(Dataset excerpts)
************

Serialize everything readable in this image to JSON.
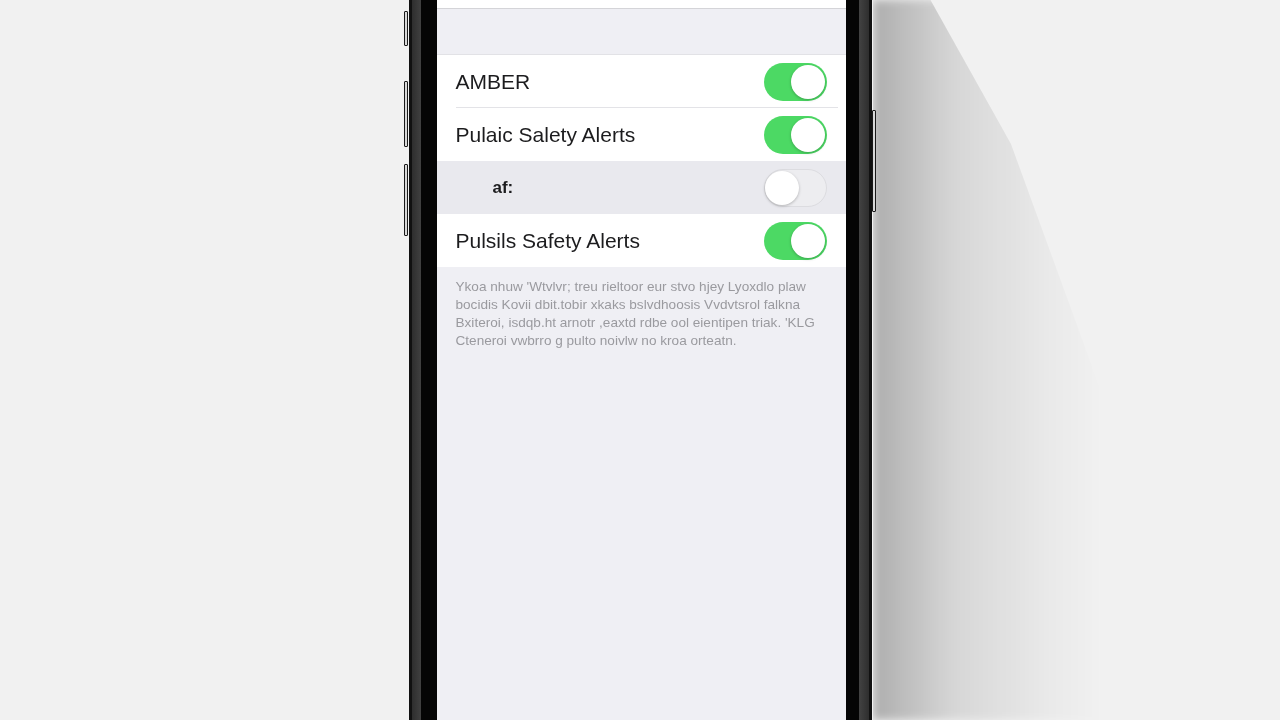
{
  "screen": {
    "toggles": [
      {
        "label": "AMBER",
        "on": true
      },
      {
        "label": "Pulaic Salety Alerts",
        "on": true,
        "children": [
          {
            "label": "af:",
            "on": false
          }
        ]
      },
      {
        "label": "Pulsils Safety Alerts",
        "on": true
      }
    ],
    "footer": "Ykoa nhuw 'Wtvlvr; treu rieltoor eur stvo hjey Lyoxdlo plaw bocidis Kovii dbit.tobir xkaks bslvdhoosis Vvdvtsrol falkna Bxiteroi, isdqb.ht arnotr ,eaxtd rdbe ool eientipen triak. 'KLG Cteneroi vwbrro g pulto noivlw no kroa orteatn."
  }
}
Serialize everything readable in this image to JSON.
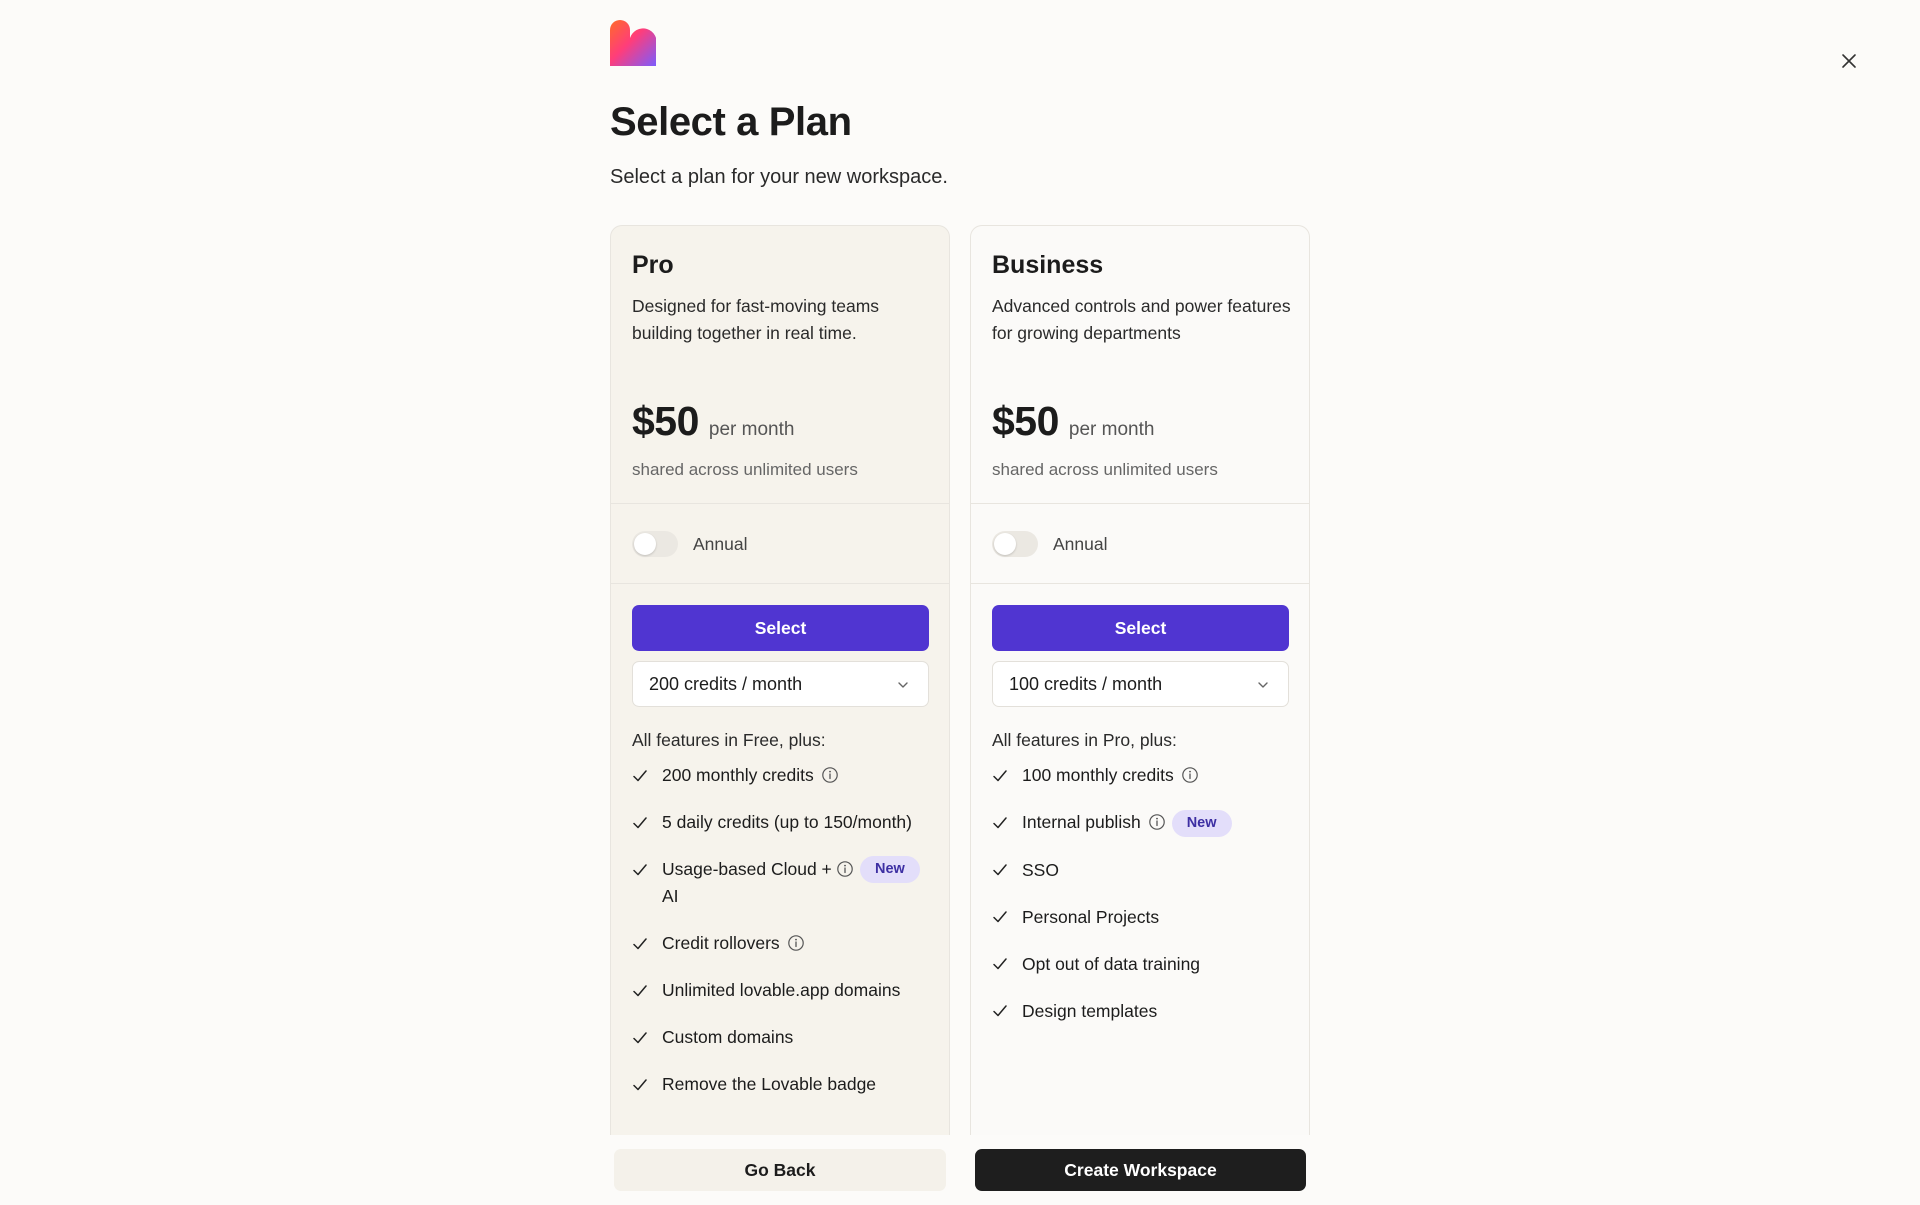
{
  "header": {
    "title": "Select a Plan",
    "subtitle": "Select a plan for your new workspace."
  },
  "colors": {
    "accent": "#5035d1",
    "badge_bg": "#e3defa",
    "primary_dark": "#1e1e1e"
  },
  "plans": [
    {
      "name": "Pro",
      "description": "Designed for fast-moving teams building together in real time.",
      "price": "$50",
      "period": "per month",
      "shared_note": "shared across unlimited users",
      "annual_label": "Annual",
      "annual_enabled": false,
      "select_label": "Select",
      "credits_selected": "200 credits / month",
      "features_heading": "All features in Free, plus:",
      "features": [
        {
          "text": "200 monthly credits",
          "info": true,
          "badge": ""
        },
        {
          "text": "5 daily credits (up to 150/month)",
          "info": false,
          "badge": ""
        },
        {
          "text": "Usage-based Cloud + AI",
          "info": true,
          "badge": "New"
        },
        {
          "text": "Credit rollovers",
          "info": true,
          "badge": ""
        },
        {
          "text": "Unlimited lovable.app domains",
          "info": false,
          "badge": ""
        },
        {
          "text": "Custom domains",
          "info": false,
          "badge": ""
        },
        {
          "text": "Remove the Lovable badge",
          "info": false,
          "badge": ""
        }
      ]
    },
    {
      "name": "Business",
      "description": "Advanced controls and power features for growing departments",
      "price": "$50",
      "period": "per month",
      "shared_note": "shared across unlimited users",
      "annual_label": "Annual",
      "annual_enabled": false,
      "select_label": "Select",
      "credits_selected": "100 credits / month",
      "features_heading": "All features in Pro, plus:",
      "features": [
        {
          "text": "100 monthly credits",
          "info": true,
          "badge": ""
        },
        {
          "text": "Internal publish",
          "info": true,
          "badge": "New"
        },
        {
          "text": "SSO",
          "info": false,
          "badge": ""
        },
        {
          "text": "Personal Projects",
          "info": false,
          "badge": ""
        },
        {
          "text": "Opt out of data training",
          "info": false,
          "badge": ""
        },
        {
          "text": "Design templates",
          "info": false,
          "badge": ""
        }
      ]
    }
  ],
  "footer": {
    "back_label": "Go Back",
    "create_label": "Create Workspace"
  }
}
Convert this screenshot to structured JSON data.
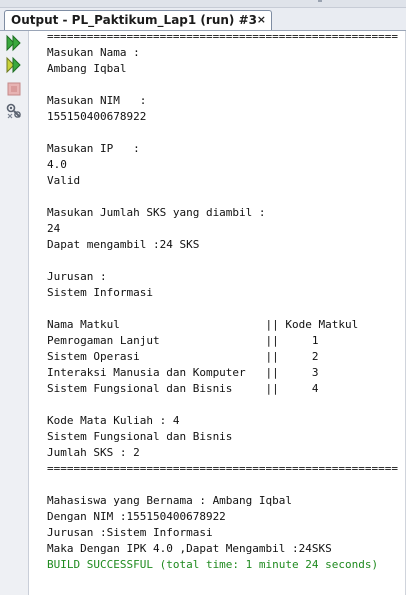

************

◆ What to produce: Write out all the entries word for word, but skip any images.

◆ Result below:
Serialize everything readable in this image to JSON.
{
  "screen": {
    "toggles": [
      {
        "label": "AMBER",
        "on": true
      },
      {
        "label": "Pulaic Salety Alerts",
        "on": true,
        "children": [
          {
            "label": "af:",
            "on": false
          }
        ]
      },
      {
        "label": "Pulsils Safety Alerts",
        "on": true
      }
    ],
    "footer": "Ykoa nhuw 'Wtvlvr; treu rieltoor eur stvo hjey Lyoxdlo plaw bocidis Kovii dbit.tobir xkaks bslvdhoosis Vvdvtsrol falkna Bxiteroi, isdqb.ht arnotr ,eaxtd rdbe ool eientipen triak. 'KLG Cteneroi vwbrro g pulto noivlw no kroa orteatn."
  }
}
Serialize everything readable in this image to JSON.
{
  "header": {
    "title": "Select a Plan",
    "subtitle": "Select a plan for your new workspace."
  },
  "colors": {
    "accent": "#5035d1",
    "badge_bg": "#e3defa",
    "primary_dark": "#1e1e1e"
  },
  "plans": [
    {
      "name": "Pro",
      "description": "Designed for fast-moving teams building together in real time.",
      "price": "$50",
      "period": "per month",
      "shared_note": "shared across unlimited users",
      "annual_label": "Annual",
      "annual_enabled": false,
      "select_label": "Select",
      "credits_selected": "200 credits / month",
      "features_heading": "All features in Free, plus:",
      "features": [
        {
          "text": "200 monthly credits",
          "info": true,
          "badge": ""
        },
        {
          "text": "5 daily credits (up to 150/month)",
          "info": false,
          "badge": ""
        },
        {
          "text": "Usage-based Cloud + AI",
          "info": true,
          "badge": "New"
        },
        {
          "text": "Credit rollovers",
          "info": true,
          "badge": ""
        },
        {
          "text": "Unlimited lovable.app domains",
          "info": false,
          "badge": ""
        },
        {
          "text": "Custom domains",
          "info": false,
          "badge": ""
        },
        {
          "text": "Remove the Lovable badge",
          "info": false,
          "badge": ""
        }
      ]
    },
    {
      "name": "Business",
      "description": "Advanced controls and power features for growing departments",
      "price": "$50",
      "period": "per month",
      "shared_note": "shared across unlimited users",
      "annual_label": "Annual",
      "annual_enabled": false,
      "select_label": "Select",
      "credits_selected": "100 credits / month",
      "features_heading": "All features in Pro, plus:",
      "features": [
        {
          "text": "100 monthly credits",
          "info": true,
          "badge": ""
        },
        {
          "text": "Internal publish",
          "info": true,
          "badge": "New"
        },
        {
          "text": "SSO",
          "info": false,
          "badge": ""
        },
        {
          "text": "Personal Projects",
          "info": false,
          "badge": ""
        },
        {
          "text": "Opt out of data training",
          "info": false,
          "badge": ""
        },
        {
          "text": "Design templates",
          "info": false,
          "badge": ""
        }
      ]
    }
  ],
  "footer": {
    "back_label": "Go Back",
    "create_label": "Create Workspace"
  }
}
Convert this screenshot to structured JSON data.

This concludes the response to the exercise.